Required work: The data below is to be returned in full and exactly.

### Extracted data ###

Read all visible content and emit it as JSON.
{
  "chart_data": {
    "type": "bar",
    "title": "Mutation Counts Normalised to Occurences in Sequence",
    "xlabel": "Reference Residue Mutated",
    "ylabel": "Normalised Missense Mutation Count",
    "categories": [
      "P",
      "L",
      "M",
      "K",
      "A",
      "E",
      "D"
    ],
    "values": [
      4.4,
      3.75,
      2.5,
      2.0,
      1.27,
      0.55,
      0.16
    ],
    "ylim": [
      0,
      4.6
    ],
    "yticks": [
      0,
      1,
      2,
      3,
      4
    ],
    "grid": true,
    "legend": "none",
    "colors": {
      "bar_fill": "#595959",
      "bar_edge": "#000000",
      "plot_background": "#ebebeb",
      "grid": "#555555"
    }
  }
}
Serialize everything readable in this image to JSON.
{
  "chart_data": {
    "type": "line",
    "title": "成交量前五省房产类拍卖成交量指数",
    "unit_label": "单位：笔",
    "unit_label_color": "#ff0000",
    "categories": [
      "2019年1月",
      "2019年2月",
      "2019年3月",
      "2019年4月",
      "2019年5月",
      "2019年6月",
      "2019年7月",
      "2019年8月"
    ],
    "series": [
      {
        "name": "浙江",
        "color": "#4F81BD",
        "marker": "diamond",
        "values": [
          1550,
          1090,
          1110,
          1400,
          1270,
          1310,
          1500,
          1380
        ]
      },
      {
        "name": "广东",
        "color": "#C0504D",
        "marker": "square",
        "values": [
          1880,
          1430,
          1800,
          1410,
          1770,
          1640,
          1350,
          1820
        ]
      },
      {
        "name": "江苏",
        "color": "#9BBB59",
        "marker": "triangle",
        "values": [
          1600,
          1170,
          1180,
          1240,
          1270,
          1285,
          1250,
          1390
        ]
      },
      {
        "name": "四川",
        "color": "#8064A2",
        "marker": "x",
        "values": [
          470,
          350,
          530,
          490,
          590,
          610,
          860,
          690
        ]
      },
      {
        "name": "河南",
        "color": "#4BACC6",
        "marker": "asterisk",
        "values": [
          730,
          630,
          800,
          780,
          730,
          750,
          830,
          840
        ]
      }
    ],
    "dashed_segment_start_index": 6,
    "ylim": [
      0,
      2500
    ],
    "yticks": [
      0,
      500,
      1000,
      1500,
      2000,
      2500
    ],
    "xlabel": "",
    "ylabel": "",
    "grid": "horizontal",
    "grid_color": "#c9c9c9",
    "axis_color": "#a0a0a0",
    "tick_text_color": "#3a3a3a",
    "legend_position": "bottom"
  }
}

###

Answer to the exercise:
Read all visible content and emit it as JSON.
{
  "chart_data": {
    "type": "bar",
    "title": "Mutation Counts Normalised to Occurences in Sequence",
    "xlabel": "Reference Residue Mutated",
    "ylabel": "Normalised Missense Mutation Count",
    "categories": [
      "P",
      "L",
      "M",
      "K",
      "A",
      "E",
      "D"
    ],
    "values": [
      4.4,
      3.75,
      2.5,
      2.0,
      1.27,
      0.55,
      0.16
    ],
    "ylim": [
      0,
      4.6
    ],
    "yticks": [
      0,
      1,
      2,
      3,
      4
    ],
    "grid": true,
    "legend": "none",
    "colors": {
      "bar_fill": "#595959",
      "bar_edge": "#000000",
      "plot_background": "#ebebeb",
      "grid": "#555555"
    }
  }
}
Serialize everything readable in this image to JSON.
{
  "chart_data": {
    "type": "line",
    "title": "成交量前五省房产类拍卖成交量指数",
    "unit_label": "单位：笔",
    "unit_label_color": "#ff0000",
    "categories": [
      "2019年1月",
      "2019年2月",
      "2019年3月",
      "2019年4月",
      "2019年5月",
      "2019年6月",
      "2019年7月",
      "2019年8月"
    ],
    "series": [
      {
        "name": "浙江",
        "color": "#4F81BD",
        "marker": "diamond",
        "values": [
          1550,
          1090,
          1110,
          1400,
          1270,
          1310,
          1500,
          1380
        ]
      },
      {
        "name": "广东",
        "color": "#C0504D",
        "marker": "square",
        "values": [
          1880,
          1430,
          1800,
          1410,
          1770,
          1640,
          1350,
          1820
        ]
      },
      {
        "name": "江苏",
        "color": "#9BBB59",
        "marker": "triangle",
        "values": [
          1600,
          1170,
          1180,
          1240,
          1270,
          1285,
          1250,
          1390
        ]
      },
      {
        "name": "四川",
        "color": "#8064A2",
        "marker": "x",
        "values": [
          470,
          350,
          530,
          490,
          590,
          610,
          860,
          690
        ]
      },
      {
        "name": "河南",
        "color": "#4BACC6",
        "marker": "asterisk",
        "values": [
          730,
          630,
          800,
          780,
          730,
          750,
          830,
          840
        ]
      }
    ],
    "dashed_segment_start_index": 6,
    "ylim": [
      0,
      2500
    ],
    "yticks": [
      0,
      500,
      1000,
      1500,
      2000,
      2500
    ],
    "xlabel": "",
    "ylabel": "",
    "grid": "horizontal",
    "grid_color": "#c9c9c9",
    "axis_color": "#a0a0a0",
    "tick_text_color": "#3a3a3a",
    "legend_position": "bottom"
  }
}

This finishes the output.